*** Texto

Un video difundido en redes sociales contradice las acusaciones de que Kilmar Ábrego García, salvadoreño deportado por error desde Estados Unidos en 2020, habría sido maltratado en el Centro de Confinamiento del Terrorismo (CECOT).
Las imágenes muestran al interno en una celda individual equipada con escritorio, ventilador, televisor y agua embotellada; además, se le ve participando en revisiones médicas diarias y actividades recreativas como ajedrez, pesca y fútbol dentro de la granja penitenciaria.
Apparently, anything a criminal claims is accepted as truth by the mainstream media and the crumbling Western judiciary.
But the man wasn’t tortured, nor did he lose weight. In fact, photos show he gained weight while in detention. There’s plenty of footage from different days,… pic.twitter.com/PzvLcCNzrK
— Nayib Bukele (@nayibbukele) July 3, 2025
La defensa de Ábrego solicitó esta semana a un tribunal civil de Maryland incorporar, en la demanda contra la administración de Donald Trump por la deportación errónea, un alegato de tortura y condiciones inhumanas en la prisión salvadoreña. Entre sus señalamientos figuran hacinamiento, falta de colchones, privación de sueño y una pérdida de 13 kilos durante las primeras dos semanas de reclusión.
El presidente Nayib Bukele desmintió esos testimonios, afirmando que el video y fotografías de distintas fechas evidencian que el recluso no sufrió golpes ni pérdida de peso, y calificó de “infundadas” las versiones difundidas por algunos medios.
Ábrego García fue parte de un grupo de más de 200 personas deportadas el 15 de marzo de 2020 bajo sospecha de pertenecer a pandillas como la MS‑13. El salvadoreño niega esos vínculos y mantiene su demanda en Estados Unidos.

******
*** Filas de datos

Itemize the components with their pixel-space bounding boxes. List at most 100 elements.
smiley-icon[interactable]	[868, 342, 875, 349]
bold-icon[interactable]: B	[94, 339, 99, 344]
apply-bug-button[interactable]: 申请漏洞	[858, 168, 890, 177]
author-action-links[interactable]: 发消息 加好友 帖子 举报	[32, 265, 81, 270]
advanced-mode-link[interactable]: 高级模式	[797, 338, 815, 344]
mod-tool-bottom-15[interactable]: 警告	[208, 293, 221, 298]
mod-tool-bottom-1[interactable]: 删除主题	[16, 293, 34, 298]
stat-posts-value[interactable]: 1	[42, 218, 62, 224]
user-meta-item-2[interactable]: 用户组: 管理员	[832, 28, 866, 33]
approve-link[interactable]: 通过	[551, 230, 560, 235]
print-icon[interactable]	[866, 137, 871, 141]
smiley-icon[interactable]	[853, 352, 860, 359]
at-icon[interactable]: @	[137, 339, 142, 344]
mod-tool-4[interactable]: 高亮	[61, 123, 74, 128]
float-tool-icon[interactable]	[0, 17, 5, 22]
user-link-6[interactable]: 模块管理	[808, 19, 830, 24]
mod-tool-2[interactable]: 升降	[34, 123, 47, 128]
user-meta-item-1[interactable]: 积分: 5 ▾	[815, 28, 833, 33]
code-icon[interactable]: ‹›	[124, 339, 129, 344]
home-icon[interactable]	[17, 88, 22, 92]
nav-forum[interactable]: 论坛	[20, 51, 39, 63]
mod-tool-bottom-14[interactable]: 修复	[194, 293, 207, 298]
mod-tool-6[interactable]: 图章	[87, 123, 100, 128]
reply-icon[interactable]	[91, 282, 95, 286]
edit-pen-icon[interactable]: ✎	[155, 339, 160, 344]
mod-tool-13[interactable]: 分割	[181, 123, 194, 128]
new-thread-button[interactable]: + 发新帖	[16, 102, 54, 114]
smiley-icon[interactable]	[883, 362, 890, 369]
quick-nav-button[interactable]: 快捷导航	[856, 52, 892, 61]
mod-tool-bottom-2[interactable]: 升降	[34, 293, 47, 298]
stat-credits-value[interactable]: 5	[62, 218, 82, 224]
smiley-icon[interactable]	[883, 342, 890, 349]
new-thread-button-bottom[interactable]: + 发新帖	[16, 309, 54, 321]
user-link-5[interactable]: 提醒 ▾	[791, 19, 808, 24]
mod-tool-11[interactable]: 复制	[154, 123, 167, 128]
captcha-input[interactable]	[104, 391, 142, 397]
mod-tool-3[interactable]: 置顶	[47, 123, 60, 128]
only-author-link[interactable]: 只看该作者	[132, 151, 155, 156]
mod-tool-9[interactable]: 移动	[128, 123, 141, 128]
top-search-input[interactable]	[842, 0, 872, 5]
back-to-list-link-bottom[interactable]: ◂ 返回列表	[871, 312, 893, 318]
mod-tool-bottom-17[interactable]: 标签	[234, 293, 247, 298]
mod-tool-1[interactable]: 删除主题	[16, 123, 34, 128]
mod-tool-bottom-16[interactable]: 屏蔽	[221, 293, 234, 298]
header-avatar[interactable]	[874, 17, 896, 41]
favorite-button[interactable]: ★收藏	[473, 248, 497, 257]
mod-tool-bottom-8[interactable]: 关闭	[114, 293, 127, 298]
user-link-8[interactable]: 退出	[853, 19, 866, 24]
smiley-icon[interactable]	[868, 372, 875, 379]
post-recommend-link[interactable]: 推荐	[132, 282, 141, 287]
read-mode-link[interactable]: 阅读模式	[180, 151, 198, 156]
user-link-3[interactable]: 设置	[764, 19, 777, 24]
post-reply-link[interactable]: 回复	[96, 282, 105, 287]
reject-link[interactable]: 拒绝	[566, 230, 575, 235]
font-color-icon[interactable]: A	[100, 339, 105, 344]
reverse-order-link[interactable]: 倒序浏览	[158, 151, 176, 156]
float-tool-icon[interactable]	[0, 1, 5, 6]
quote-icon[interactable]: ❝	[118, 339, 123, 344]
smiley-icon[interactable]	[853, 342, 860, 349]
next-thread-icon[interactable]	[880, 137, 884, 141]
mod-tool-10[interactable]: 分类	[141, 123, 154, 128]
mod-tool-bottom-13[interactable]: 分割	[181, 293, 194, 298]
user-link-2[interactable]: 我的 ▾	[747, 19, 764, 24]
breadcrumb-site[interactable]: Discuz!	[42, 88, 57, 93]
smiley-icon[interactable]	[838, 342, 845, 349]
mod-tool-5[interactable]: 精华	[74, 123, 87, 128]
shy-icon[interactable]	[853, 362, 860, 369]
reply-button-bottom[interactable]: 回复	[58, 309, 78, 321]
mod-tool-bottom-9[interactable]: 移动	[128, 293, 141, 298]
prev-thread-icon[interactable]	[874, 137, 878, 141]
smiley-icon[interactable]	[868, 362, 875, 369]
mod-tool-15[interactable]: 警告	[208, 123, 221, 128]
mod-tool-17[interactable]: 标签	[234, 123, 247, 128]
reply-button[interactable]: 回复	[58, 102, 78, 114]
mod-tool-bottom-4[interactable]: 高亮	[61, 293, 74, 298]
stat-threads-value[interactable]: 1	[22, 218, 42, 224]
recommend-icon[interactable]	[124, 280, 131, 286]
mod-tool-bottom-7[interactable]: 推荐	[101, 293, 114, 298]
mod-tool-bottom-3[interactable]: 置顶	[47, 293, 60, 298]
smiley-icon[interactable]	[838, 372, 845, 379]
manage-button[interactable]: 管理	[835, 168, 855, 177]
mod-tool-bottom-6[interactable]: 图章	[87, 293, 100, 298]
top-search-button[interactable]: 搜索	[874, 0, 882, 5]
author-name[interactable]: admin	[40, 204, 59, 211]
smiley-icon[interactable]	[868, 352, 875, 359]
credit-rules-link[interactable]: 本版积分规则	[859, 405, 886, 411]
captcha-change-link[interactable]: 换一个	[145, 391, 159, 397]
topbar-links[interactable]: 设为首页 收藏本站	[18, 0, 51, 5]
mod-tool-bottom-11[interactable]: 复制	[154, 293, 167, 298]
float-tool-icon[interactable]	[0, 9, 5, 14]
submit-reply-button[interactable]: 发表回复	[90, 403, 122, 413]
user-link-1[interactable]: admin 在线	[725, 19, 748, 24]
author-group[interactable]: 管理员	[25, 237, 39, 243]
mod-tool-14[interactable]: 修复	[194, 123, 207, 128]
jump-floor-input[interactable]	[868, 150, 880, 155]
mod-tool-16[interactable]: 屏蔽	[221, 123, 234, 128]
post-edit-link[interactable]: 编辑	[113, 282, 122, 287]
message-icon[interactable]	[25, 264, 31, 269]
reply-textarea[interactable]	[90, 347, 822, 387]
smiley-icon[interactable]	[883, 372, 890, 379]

******

#### Tarea:
Reproduce el fragmento del texto sobre Kilmar Ábrego García que va de "Las imágenes muestran" a "la granja penitenciaria.", ambos incluidos. Las filas no guardan relación con el texto.

#### Resultado:
Las imágenes muestran al interno en una celda individual equipada con escritorio, ventilador, televisor y agua embotellada; además, se le ve participando en revisiones médicas diarias y actividades recreativas como ajedrez, pesca y fútbol dentro de la granja penitenciaria.